## Begin

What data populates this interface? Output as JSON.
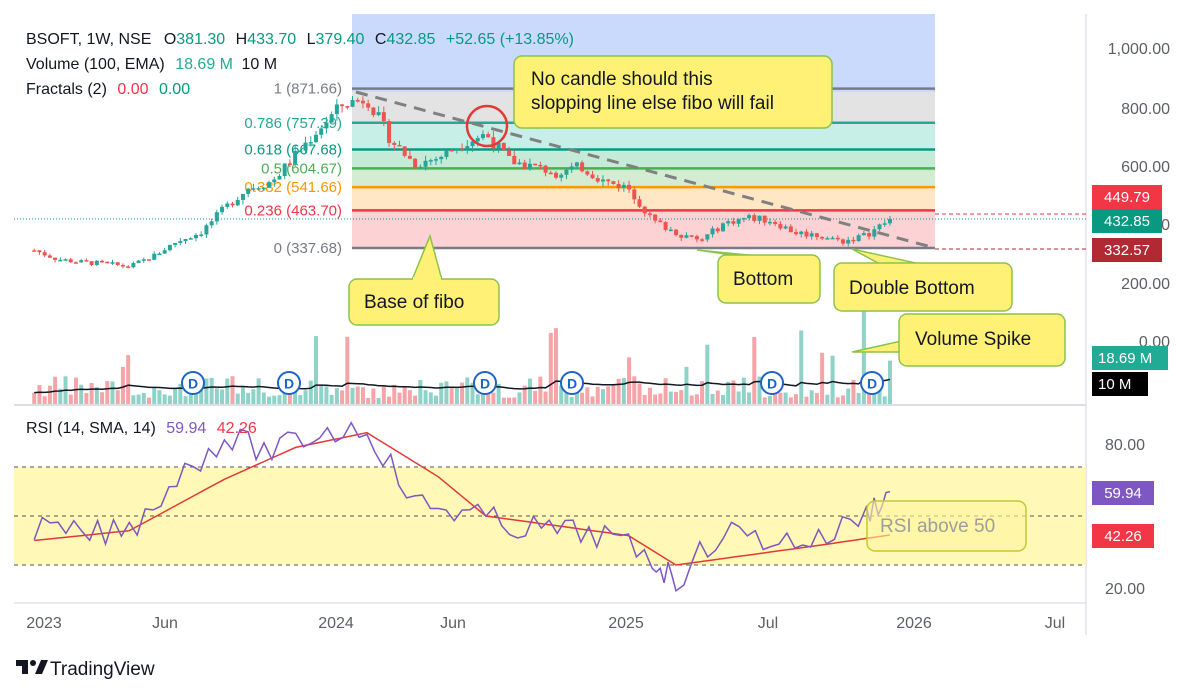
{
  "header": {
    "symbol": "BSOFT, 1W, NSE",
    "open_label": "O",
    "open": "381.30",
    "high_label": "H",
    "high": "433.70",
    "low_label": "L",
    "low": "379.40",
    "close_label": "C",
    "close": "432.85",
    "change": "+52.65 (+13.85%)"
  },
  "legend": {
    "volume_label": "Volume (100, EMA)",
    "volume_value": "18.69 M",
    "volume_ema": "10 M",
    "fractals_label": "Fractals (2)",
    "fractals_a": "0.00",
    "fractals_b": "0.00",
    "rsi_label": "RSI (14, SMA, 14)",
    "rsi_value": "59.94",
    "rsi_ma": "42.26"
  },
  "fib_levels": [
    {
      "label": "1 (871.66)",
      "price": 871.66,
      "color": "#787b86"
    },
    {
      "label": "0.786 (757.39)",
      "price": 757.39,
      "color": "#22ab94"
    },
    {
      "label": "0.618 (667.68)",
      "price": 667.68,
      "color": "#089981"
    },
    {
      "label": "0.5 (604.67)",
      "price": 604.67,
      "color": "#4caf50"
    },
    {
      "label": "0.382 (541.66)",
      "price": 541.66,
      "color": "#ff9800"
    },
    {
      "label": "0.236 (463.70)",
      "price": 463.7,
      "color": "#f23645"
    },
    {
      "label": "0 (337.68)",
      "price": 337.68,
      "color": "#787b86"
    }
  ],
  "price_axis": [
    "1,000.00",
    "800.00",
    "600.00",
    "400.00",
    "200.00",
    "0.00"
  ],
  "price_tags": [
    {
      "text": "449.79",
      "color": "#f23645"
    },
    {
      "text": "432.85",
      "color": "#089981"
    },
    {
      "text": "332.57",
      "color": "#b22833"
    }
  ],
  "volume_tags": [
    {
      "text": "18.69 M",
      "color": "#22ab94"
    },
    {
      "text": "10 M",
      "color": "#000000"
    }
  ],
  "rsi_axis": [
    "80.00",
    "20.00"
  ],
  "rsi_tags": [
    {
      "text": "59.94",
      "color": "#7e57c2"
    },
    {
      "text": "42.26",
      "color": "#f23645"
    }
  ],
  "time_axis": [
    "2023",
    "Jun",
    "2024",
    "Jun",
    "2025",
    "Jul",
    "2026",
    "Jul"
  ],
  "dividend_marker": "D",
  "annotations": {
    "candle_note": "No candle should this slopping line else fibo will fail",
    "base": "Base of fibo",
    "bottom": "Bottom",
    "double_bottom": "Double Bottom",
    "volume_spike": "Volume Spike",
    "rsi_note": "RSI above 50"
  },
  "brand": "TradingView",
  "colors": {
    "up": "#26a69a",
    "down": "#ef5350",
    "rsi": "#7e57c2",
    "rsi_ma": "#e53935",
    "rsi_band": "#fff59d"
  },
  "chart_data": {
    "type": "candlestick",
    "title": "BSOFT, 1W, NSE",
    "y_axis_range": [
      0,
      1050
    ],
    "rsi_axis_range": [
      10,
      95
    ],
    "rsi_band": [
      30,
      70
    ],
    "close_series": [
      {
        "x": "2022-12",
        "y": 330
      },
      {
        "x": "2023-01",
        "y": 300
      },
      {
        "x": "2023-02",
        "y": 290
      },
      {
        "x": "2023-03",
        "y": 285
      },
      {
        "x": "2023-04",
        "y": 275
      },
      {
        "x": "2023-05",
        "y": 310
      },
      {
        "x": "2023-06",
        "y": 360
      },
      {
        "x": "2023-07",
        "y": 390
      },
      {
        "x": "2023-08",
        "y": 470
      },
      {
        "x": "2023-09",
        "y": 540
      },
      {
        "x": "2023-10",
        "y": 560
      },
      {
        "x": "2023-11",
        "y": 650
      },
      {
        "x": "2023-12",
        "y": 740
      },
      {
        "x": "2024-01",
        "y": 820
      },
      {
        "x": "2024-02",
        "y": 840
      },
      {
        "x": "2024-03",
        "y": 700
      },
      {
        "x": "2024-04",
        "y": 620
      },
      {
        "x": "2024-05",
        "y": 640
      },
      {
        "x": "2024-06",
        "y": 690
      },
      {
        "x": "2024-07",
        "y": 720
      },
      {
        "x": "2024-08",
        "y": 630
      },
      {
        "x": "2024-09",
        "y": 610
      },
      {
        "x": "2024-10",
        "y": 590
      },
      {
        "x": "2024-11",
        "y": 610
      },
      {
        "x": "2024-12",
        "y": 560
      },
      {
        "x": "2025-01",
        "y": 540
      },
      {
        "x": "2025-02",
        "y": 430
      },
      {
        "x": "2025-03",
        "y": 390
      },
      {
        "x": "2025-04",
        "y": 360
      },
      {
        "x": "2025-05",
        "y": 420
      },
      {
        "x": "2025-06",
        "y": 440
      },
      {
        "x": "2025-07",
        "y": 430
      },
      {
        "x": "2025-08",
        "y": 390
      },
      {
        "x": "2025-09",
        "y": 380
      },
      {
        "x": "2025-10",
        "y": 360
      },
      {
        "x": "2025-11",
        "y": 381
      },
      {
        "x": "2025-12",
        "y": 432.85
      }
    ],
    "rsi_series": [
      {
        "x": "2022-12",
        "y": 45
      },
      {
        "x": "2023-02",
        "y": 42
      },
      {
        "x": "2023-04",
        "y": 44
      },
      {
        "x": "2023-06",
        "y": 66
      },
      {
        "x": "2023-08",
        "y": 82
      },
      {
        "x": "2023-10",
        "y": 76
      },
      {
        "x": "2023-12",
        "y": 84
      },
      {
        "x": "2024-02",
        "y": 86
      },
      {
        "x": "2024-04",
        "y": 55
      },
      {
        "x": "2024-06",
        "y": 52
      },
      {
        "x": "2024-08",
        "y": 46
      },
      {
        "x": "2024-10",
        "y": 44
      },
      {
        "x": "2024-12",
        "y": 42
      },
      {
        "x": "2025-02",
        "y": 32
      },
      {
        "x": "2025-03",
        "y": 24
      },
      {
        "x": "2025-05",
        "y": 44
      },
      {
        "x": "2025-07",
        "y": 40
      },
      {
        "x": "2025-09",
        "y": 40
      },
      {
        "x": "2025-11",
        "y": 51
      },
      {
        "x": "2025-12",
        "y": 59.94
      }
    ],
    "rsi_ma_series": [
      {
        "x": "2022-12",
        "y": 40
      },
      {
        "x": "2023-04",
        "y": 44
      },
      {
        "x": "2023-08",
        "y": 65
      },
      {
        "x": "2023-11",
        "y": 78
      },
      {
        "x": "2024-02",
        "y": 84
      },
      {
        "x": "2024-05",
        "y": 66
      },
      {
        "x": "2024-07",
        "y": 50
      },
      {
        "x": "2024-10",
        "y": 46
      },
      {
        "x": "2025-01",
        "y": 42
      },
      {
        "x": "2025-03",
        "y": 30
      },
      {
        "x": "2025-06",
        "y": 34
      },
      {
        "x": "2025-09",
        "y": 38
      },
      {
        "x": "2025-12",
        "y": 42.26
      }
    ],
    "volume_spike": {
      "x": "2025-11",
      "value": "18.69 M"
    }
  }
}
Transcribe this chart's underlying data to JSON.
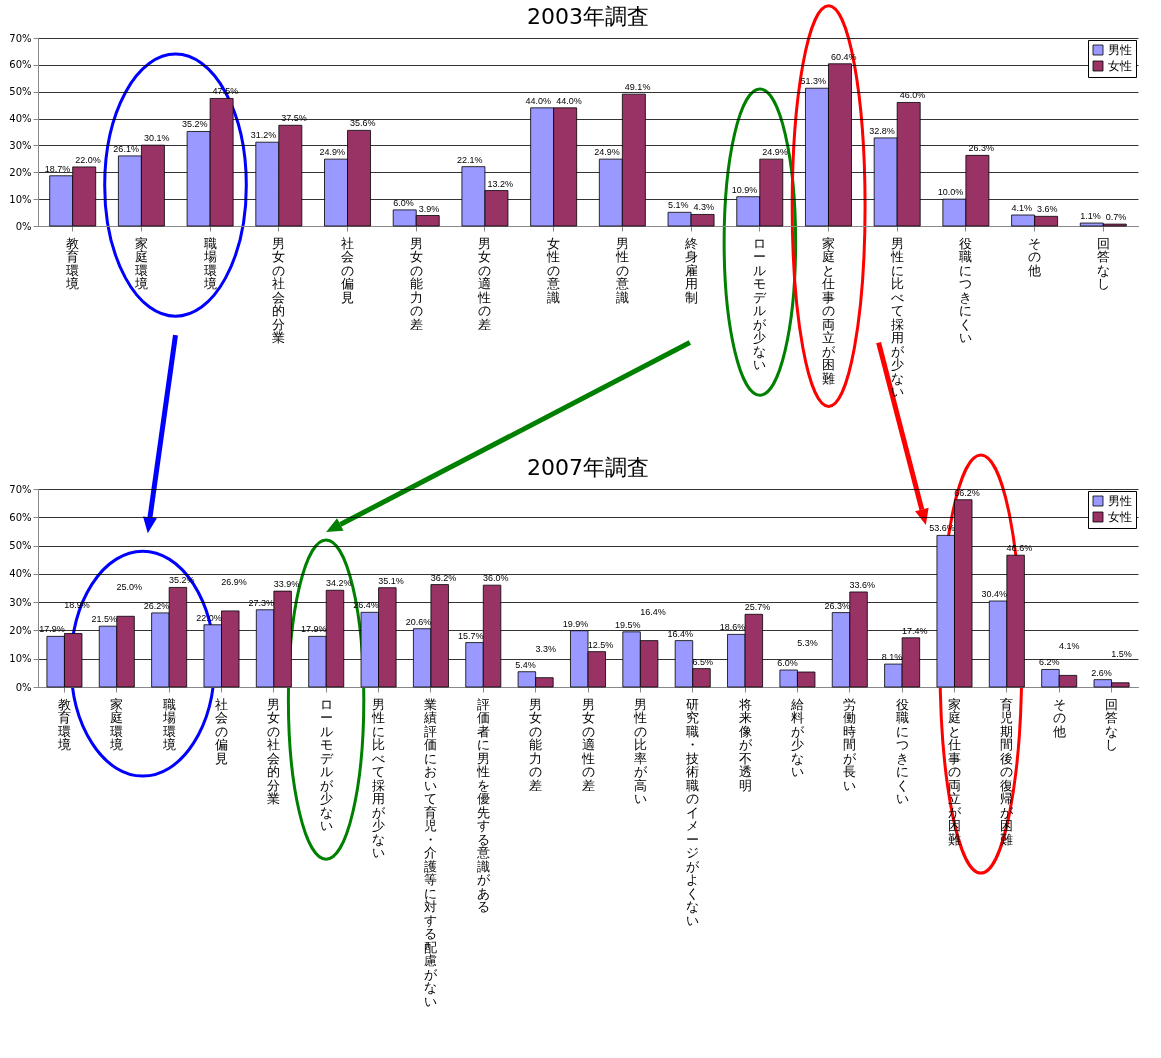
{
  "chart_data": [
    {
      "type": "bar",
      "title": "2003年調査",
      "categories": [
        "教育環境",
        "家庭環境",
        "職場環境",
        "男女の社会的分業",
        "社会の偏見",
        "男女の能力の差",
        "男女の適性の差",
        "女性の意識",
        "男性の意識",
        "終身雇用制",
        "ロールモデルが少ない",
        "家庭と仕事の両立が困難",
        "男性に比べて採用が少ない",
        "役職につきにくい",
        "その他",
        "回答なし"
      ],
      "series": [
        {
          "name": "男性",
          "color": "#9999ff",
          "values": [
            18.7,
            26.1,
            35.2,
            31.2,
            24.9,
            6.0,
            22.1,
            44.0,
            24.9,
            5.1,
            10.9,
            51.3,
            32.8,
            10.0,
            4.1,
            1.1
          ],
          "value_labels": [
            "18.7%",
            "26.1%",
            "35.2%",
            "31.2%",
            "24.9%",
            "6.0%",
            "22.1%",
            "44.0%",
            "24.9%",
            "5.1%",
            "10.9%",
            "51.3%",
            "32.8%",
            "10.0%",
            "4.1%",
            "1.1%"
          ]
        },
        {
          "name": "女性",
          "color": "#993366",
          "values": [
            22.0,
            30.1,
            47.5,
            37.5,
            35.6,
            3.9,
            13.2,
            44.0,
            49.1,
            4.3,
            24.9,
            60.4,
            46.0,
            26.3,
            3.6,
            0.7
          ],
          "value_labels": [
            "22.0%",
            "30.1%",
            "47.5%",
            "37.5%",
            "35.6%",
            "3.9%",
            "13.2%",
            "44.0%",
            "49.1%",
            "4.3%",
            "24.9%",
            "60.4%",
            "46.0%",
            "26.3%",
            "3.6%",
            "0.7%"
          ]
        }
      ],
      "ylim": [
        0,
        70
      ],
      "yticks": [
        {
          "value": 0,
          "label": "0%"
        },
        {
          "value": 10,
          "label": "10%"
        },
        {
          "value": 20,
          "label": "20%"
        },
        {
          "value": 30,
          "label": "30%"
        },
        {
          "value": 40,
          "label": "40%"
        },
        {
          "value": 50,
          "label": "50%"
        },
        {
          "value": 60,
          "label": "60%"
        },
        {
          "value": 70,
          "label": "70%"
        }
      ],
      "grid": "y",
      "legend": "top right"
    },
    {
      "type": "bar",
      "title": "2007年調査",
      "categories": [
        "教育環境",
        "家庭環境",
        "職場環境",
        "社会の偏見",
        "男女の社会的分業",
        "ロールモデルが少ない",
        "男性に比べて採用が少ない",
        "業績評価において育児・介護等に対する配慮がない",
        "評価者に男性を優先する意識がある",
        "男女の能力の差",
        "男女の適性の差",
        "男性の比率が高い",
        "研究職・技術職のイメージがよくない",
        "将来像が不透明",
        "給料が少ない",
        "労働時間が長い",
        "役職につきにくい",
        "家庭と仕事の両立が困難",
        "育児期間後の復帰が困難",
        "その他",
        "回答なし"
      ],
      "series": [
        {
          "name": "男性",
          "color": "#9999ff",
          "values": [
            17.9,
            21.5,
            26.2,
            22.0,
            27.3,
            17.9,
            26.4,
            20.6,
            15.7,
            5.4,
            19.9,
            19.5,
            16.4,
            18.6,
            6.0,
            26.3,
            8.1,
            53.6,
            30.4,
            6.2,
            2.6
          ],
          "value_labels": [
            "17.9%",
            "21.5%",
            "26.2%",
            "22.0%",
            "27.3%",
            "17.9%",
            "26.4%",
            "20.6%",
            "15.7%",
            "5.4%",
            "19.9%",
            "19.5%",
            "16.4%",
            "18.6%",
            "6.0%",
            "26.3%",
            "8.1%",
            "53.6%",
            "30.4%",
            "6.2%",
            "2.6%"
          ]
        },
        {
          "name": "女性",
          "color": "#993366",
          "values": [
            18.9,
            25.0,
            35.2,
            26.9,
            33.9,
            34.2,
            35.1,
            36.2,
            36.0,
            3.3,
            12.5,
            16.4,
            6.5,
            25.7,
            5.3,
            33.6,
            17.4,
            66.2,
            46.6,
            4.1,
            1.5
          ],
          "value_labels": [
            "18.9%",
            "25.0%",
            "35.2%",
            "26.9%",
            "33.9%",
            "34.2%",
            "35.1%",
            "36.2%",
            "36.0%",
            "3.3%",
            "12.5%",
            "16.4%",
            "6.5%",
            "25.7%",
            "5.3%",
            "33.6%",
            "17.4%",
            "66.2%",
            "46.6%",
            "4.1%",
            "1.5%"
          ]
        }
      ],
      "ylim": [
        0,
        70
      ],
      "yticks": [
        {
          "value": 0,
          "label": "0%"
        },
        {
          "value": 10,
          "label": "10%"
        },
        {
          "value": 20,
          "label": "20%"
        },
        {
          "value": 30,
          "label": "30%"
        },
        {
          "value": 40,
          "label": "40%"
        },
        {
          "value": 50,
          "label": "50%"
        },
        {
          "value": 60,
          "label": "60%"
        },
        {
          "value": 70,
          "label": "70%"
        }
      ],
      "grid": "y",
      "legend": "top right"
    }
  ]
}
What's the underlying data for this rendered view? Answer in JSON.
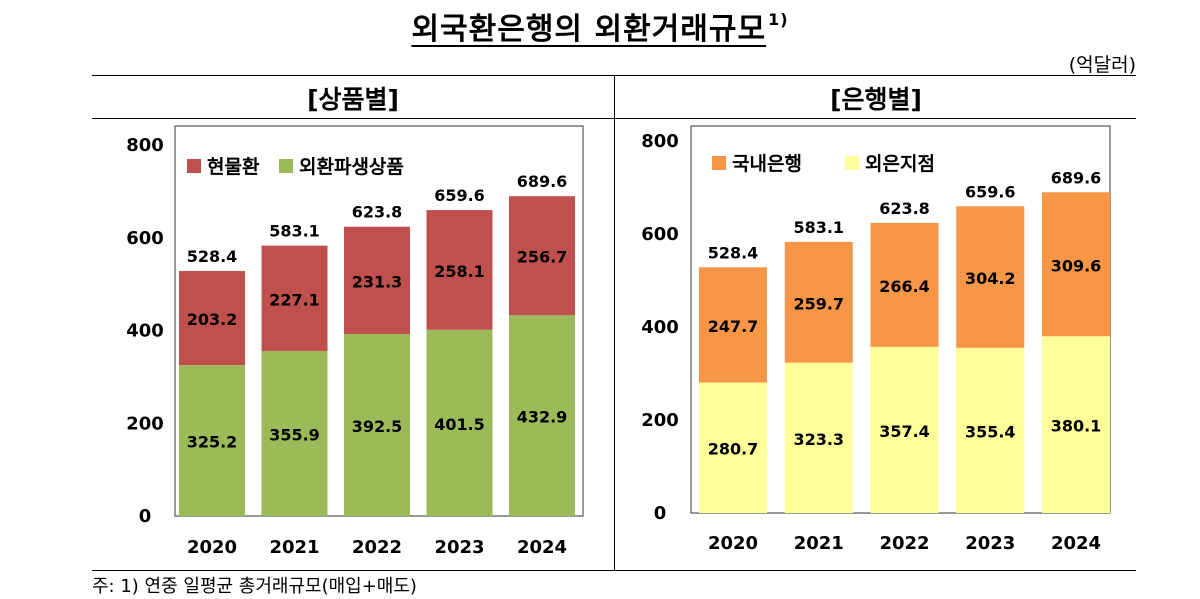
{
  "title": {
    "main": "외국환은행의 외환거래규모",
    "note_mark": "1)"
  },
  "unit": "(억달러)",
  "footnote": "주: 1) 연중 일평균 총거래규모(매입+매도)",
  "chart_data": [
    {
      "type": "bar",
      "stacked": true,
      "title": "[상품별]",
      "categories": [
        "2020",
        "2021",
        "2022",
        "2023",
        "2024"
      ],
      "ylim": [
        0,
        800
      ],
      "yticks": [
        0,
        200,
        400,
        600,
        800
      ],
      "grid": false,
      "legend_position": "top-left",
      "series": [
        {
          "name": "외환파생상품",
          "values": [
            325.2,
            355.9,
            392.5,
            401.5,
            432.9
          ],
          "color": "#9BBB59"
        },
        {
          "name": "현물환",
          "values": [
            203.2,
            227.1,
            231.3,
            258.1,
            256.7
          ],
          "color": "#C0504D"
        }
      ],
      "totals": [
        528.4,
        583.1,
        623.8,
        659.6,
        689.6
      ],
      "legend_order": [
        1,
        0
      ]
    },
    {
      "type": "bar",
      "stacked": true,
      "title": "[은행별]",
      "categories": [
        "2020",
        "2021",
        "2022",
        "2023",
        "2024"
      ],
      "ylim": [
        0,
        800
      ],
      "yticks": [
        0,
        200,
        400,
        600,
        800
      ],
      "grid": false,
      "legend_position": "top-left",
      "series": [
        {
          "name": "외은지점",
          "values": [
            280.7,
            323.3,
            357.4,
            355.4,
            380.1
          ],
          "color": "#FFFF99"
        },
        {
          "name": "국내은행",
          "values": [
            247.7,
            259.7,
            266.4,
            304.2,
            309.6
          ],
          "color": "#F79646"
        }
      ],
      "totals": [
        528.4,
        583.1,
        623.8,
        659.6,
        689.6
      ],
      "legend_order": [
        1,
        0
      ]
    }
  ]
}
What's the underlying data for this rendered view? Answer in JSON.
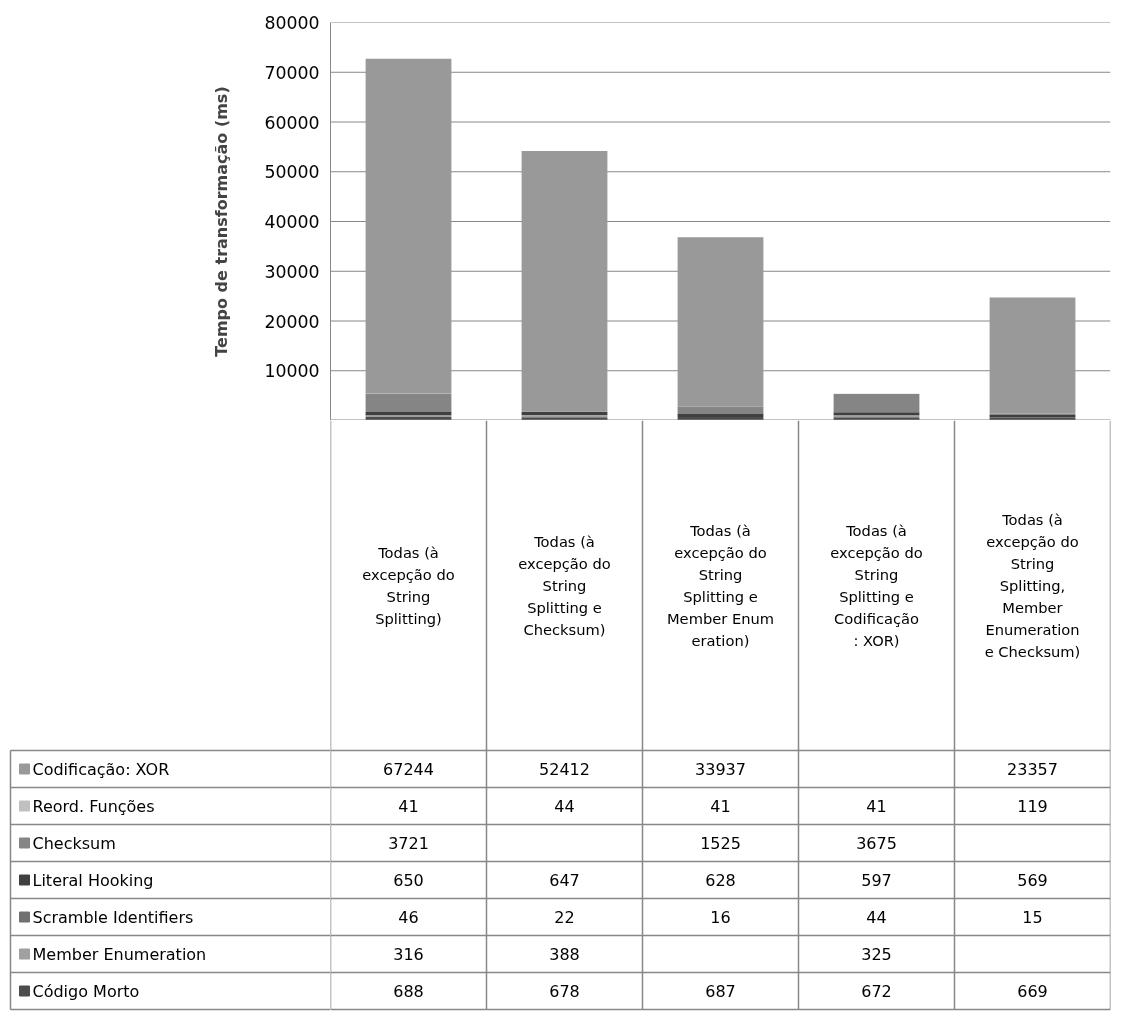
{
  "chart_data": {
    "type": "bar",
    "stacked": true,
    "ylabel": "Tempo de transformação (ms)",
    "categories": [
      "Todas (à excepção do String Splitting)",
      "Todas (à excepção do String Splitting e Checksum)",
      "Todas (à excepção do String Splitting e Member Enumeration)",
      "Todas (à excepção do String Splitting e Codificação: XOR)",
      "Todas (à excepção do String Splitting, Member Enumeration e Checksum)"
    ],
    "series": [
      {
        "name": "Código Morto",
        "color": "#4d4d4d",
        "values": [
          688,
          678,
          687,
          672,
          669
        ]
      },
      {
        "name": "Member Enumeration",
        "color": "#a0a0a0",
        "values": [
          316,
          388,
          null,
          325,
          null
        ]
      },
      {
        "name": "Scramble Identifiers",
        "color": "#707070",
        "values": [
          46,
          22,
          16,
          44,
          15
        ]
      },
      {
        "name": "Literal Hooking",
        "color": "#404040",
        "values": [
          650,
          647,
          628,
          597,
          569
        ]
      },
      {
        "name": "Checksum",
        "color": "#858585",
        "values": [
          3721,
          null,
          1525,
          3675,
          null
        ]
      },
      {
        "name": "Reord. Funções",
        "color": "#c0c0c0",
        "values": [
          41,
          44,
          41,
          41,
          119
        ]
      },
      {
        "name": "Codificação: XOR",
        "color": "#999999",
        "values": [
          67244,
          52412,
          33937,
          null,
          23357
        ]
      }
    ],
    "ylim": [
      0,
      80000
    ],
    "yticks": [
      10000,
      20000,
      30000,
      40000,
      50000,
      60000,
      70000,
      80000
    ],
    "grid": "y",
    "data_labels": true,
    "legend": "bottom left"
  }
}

## End

REQUIREMENTS:
Count how many lines of the listing above include "JSON" and report that number alone.

OUTPUT OF THE EXERCISE:
4